• [Written task]: Retype all of the entries word for word.

• [Dataset entries]:
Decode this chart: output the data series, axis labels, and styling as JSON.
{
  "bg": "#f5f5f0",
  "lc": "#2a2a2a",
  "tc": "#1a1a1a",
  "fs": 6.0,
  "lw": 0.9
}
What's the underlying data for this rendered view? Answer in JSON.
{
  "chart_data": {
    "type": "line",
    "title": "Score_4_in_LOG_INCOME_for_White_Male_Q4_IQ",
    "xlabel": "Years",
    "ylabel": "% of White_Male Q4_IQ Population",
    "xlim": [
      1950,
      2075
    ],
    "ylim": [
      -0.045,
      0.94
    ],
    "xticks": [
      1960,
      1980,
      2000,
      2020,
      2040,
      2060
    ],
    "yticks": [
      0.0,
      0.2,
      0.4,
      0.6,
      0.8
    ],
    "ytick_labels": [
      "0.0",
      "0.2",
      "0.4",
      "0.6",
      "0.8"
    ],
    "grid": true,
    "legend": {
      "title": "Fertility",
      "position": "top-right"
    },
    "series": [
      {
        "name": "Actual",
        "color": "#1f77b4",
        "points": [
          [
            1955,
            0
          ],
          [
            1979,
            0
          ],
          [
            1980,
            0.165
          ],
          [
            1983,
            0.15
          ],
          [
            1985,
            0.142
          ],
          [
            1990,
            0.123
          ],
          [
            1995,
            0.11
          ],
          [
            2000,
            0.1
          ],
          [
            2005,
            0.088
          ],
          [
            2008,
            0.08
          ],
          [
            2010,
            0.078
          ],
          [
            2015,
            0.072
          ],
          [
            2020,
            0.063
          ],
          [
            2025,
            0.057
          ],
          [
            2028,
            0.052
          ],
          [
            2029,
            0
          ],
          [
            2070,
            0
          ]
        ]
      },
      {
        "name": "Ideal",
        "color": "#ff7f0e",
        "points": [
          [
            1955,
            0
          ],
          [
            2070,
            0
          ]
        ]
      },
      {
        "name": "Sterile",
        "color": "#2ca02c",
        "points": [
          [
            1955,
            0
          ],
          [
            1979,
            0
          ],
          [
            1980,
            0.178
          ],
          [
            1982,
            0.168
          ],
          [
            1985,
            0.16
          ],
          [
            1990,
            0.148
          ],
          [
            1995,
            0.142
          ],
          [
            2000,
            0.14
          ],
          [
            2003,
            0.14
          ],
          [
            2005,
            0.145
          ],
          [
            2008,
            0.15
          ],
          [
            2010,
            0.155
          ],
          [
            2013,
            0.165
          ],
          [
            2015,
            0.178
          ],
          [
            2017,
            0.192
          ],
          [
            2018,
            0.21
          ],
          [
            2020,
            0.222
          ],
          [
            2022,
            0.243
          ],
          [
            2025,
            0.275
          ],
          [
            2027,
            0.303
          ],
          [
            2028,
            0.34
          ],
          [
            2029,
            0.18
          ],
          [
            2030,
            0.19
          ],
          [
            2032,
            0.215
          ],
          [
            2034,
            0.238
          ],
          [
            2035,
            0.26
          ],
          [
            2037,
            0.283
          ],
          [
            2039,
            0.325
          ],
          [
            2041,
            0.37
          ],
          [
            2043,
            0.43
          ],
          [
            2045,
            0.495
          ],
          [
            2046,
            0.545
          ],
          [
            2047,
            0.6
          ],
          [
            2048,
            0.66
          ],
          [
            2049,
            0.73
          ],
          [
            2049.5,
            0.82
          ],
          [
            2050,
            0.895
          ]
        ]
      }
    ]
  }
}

• [Full solution]:
Decode this chart: output the data series, axis labels, and styling as JSON.
{
  "bg": "#f5f5f0",
  "lc": "#2a2a2a",
  "tc": "#1a1a1a",
  "fs": 6.0,
  "lw": 0.9
}
What's the underlying data for this rendered view? Answer in JSON.
{
  "chart_data": {
    "type": "line",
    "title": "Score_4_in_LOG_INCOME_for_White_Male_Q4_IQ",
    "xlabel": "Years",
    "ylabel": "% of White_Male Q4_IQ Population",
    "xlim": [
      1950,
      2075
    ],
    "ylim": [
      -0.045,
      0.94
    ],
    "xticks": [
      1960,
      1980,
      2000,
      2020,
      2040,
      2060
    ],
    "yticks": [
      0.0,
      0.2,
      0.4,
      0.6,
      0.8
    ],
    "ytick_labels": [
      "0.0",
      "0.2",
      "0.4",
      "0.6",
      "0.8"
    ],
    "grid": true,
    "legend": {
      "title": "Fertility",
      "position": "top-right"
    },
    "series": [
      {
        "name": "Actual",
        "color": "#1f77b4",
        "points": [
          [
            1955,
            0
          ],
          [
            1979,
            0
          ],
          [
            1980,
            0.165
          ],
          [
            1983,
            0.15
          ],
          [
            1985,
            0.142
          ],
          [
            1990,
            0.123
          ],
          [
            1995,
            0.11
          ],
          [
            2000,
            0.1
          ],
          [
            2005,
            0.088
          ],
          [
            2008,
            0.08
          ],
          [
            2010,
            0.078
          ],
          [
            2015,
            0.072
          ],
          [
            2020,
            0.063
          ],
          [
            2025,
            0.057
          ],
          [
            2028,
            0.052
          ],
          [
            2029,
            0
          ],
          [
            2070,
            0
          ]
        ]
      },
      {
        "name": "Ideal",
        "color": "#ff7f0e",
        "points": [
          [
            1955,
            0
          ],
          [
            2070,
            0
          ]
        ]
      },
      {
        "name": "Sterile",
        "color": "#2ca02c",
        "points": [
          [
            1955,
            0
          ],
          [
            1979,
            0
          ],
          [
            1980,
            0.178
          ],
          [
            1982,
            0.168
          ],
          [
            1985,
            0.16
          ],
          [
            1990,
            0.148
          ],
          [
            1995,
            0.142
          ],
          [
            2000,
            0.14
          ],
          [
            2003,
            0.14
          ],
          [
            2005,
            0.145
          ],
          [
            2008,
            0.15
          ],
          [
            2010,
            0.155
          ],
          [
            2013,
            0.165
          ],
          [
            2015,
            0.178
          ],
          [
            2017,
            0.192
          ],
          [
            2018,
            0.21
          ],
          [
            2020,
            0.222
          ],
          [
            2022,
            0.243
          ],
          [
            2025,
            0.275
          ],
          [
            2027,
            0.303
          ],
          [
            2028,
            0.34
          ],
          [
            2029,
            0.18
          ],
          [
            2030,
            0.19
          ],
          [
            2032,
            0.215
          ],
          [
            2034,
            0.238
          ],
          [
            2035,
            0.26
          ],
          [
            2037,
            0.283
          ],
          [
            2039,
            0.325
          ],
          [
            2041,
            0.37
          ],
          [
            2043,
            0.43
          ],
          [
            2045,
            0.495
          ],
          [
            2046,
            0.545
          ],
          [
            2047,
            0.6
          ],
          [
            2048,
            0.66
          ],
          [
            2049,
            0.73
          ],
          [
            2049.5,
            0.82
          ],
          [
            2050,
            0.895
          ]
        ]
      }
    ]
  }
}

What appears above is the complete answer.